## Requirements
Retype the data that follows line by line, exactly, and leave its pictures out.

= = = = = = =

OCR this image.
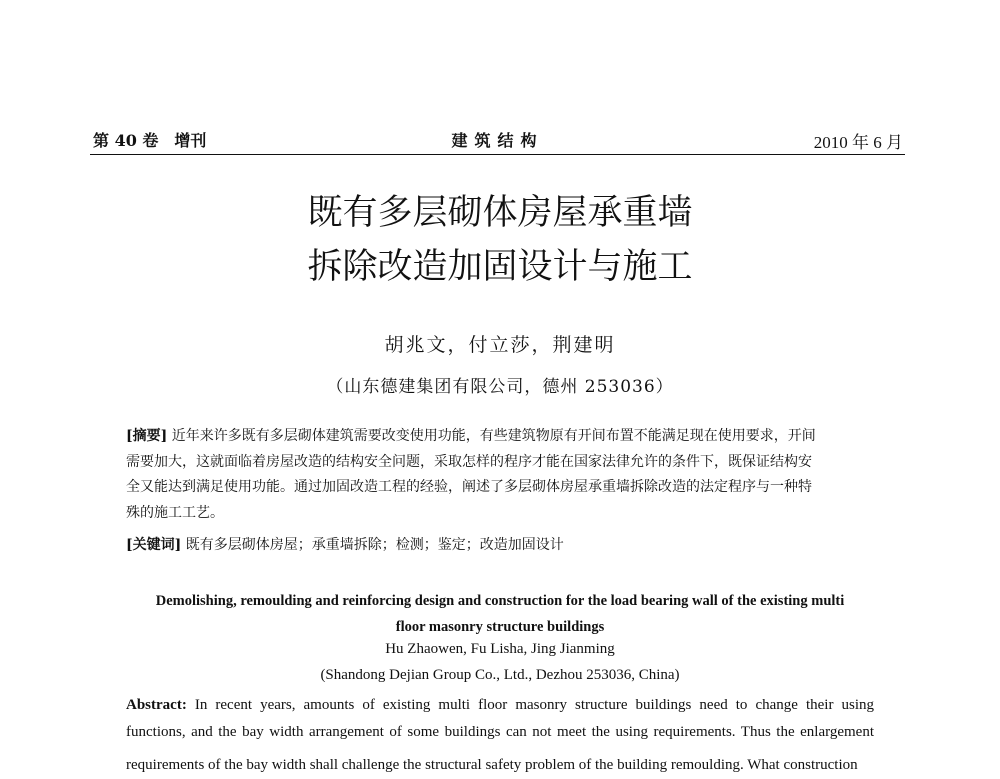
第 40 卷　增刊	建筑结构	2010 年 6 月
既有多层砌体房屋承重墙
拆除改造加固设计与施工
胡兆文，付立莎，荆建明
（山东德建集团有限公司，德州 253036）
[摘要] 近年来许多既有多层砌体建筑需要改变使用功能，有些建筑物原有开间布置不能满足现在使用要求，开间
需要加大，这就面临着房屋改造的结构安全问题，采取怎样的程序才能在国家法律允许的条件下，既保证结构安
全又能达到满足使用功能。通过加固改造工程的经验，阐述了多层砌体房屋承重墙拆除改造的法定程序与一种特
殊的施工工艺。
[关键词] 既有多层砌体房屋；承重墙拆除；检测；鉴定；改造加固设计
Demolishing, remoulding and reinforcing design and construction for the load bearing wall of the existing multi
floor masonry structure buildings
Hu Zhaowen, Fu Lisha, Jing Jianming
(Shandong Dejian Group Co., Ltd., Dezhou 253036, China)
Abstract: In recent years, amounts of existing multi floor masonry structure buildings need to change their using
functions, and the bay width arrangement of some buildings can not meet the using requirements. Thus the enlargement
requirements of the bay width shall challenge the structural safety problem of the building remoulding. What construction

= = = = = = =

## Written response
OCR this image.
第 40 卷　增刊	建筑结构	2010 年 6 月
既有多层砌体房屋承重墙
拆除改造加固设计与施工
胡兆文，付立莎，荆建明
（山东德建集团有限公司，德州 253036）
[摘要] 近年来许多既有多层砌体建筑需要改变使用功能，有些建筑物原有开间布置不能满足现在使用要求，开间
需要加大，这就面临着房屋改造的结构安全问题，采取怎样的程序才能在国家法律允许的条件下，既保证结构安
全又能达到满足使用功能。通过加固改造工程的经验，阐述了多层砌体房屋承重墙拆除改造的法定程序与一种特
殊的施工工艺。
[关键词] 既有多层砌体房屋；承重墙拆除；检测；鉴定；改造加固设计
Demolishing, remoulding and reinforcing design and construction for the load bearing wall of the existing multi
floor masonry structure buildings
Hu Zhaowen, Fu Lisha, Jing Jianming
(Shandong Dejian Group Co., Ltd., Dezhou 253036, China)
Abstract: In recent years, amounts of existing multi floor masonry structure buildings need to change their using
functions, and the bay width arrangement of some buildings can not meet the using requirements. Thus the enlargement
requirements of the bay width shall challenge the structural safety problem of the building remoulding. What construction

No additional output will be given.